* **What is being asked**: State how many lines of the entries hold the string "Chûnradus", and output nothing but that count.

[START]

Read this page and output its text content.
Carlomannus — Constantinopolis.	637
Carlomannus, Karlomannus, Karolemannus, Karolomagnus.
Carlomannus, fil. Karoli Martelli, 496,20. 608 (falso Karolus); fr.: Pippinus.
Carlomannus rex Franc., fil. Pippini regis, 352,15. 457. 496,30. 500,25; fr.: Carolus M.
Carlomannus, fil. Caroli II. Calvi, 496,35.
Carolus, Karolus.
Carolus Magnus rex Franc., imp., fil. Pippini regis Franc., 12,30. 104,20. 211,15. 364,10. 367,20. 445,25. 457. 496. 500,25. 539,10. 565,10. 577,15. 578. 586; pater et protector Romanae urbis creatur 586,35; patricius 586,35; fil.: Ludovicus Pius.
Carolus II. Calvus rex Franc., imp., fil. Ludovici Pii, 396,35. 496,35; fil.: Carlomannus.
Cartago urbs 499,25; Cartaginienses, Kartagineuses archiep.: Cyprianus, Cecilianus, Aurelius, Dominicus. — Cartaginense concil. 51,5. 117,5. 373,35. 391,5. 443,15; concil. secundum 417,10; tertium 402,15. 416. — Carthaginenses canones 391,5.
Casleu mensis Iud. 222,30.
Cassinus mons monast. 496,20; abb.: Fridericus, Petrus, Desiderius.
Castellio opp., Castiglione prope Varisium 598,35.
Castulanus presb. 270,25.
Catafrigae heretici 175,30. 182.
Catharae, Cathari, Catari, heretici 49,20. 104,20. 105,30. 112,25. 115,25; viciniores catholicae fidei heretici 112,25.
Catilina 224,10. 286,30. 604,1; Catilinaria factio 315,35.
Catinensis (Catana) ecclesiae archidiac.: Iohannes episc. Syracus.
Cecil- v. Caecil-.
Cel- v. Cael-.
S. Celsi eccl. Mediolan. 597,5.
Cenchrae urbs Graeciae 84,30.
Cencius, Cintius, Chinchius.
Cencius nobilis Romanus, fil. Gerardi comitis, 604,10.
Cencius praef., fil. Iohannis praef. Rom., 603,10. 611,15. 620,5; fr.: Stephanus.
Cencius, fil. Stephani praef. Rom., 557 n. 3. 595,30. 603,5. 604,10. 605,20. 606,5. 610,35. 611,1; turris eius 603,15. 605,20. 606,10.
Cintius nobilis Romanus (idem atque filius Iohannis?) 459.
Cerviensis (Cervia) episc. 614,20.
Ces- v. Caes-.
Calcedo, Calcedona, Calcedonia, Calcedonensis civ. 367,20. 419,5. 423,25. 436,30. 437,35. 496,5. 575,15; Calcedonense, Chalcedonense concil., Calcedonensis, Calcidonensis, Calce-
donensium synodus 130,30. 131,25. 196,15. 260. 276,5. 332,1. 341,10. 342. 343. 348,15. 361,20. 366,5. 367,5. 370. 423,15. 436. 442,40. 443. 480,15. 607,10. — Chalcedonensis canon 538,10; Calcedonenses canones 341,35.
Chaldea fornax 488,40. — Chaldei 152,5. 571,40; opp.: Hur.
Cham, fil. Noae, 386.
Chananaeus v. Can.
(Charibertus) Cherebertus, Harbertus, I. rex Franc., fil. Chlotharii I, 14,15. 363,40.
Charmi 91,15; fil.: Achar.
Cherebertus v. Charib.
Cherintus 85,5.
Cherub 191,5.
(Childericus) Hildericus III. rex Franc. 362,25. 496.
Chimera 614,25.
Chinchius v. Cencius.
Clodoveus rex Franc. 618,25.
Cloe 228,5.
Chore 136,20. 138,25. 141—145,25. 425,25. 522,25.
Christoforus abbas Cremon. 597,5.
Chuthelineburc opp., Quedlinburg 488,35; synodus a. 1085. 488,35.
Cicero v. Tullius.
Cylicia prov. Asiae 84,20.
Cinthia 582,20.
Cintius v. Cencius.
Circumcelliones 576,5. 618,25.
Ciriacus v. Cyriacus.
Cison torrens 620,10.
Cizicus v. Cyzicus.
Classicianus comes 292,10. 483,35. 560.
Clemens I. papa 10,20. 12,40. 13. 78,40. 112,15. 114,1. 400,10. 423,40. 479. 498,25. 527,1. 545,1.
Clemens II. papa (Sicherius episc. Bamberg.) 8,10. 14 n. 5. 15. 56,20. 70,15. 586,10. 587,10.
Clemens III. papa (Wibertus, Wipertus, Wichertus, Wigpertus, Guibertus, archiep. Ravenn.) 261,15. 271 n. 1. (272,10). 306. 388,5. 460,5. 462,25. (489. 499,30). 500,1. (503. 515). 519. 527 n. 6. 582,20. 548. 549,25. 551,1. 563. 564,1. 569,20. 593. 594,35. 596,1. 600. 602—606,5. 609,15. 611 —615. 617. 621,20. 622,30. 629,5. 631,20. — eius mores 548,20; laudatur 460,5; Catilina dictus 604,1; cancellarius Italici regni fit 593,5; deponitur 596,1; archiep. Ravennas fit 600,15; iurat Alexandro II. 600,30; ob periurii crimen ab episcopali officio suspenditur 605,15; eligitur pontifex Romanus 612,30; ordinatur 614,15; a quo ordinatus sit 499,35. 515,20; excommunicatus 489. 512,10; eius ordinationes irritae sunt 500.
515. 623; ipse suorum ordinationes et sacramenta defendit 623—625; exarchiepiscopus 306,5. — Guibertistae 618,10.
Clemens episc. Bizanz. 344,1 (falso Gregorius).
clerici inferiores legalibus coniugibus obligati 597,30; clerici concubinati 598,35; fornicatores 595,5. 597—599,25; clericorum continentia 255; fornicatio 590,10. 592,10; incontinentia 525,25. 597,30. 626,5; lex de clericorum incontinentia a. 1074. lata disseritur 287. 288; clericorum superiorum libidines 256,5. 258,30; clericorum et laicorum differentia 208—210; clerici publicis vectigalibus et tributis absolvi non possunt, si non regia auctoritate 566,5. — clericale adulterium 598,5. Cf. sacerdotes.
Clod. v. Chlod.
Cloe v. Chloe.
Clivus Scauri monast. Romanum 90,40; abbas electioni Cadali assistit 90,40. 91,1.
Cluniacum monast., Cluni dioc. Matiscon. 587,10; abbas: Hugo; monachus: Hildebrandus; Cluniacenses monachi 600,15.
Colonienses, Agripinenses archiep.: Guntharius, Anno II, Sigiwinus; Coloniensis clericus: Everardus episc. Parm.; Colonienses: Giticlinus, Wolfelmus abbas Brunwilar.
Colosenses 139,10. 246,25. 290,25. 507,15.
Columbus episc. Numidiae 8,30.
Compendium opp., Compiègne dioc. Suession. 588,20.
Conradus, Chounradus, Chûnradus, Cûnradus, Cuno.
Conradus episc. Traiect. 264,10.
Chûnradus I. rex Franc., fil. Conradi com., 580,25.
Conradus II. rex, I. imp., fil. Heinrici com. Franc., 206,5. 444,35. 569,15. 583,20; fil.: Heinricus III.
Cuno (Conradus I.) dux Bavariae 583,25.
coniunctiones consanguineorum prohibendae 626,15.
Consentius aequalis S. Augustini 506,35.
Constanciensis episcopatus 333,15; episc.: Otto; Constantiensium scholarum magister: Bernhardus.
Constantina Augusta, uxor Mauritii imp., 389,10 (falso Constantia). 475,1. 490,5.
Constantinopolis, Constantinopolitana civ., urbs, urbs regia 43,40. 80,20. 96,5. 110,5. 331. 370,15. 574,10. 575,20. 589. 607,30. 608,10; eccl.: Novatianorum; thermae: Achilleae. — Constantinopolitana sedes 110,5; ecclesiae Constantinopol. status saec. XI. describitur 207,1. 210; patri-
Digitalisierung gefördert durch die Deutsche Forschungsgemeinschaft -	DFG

[END]

* **Solution to this task**: 2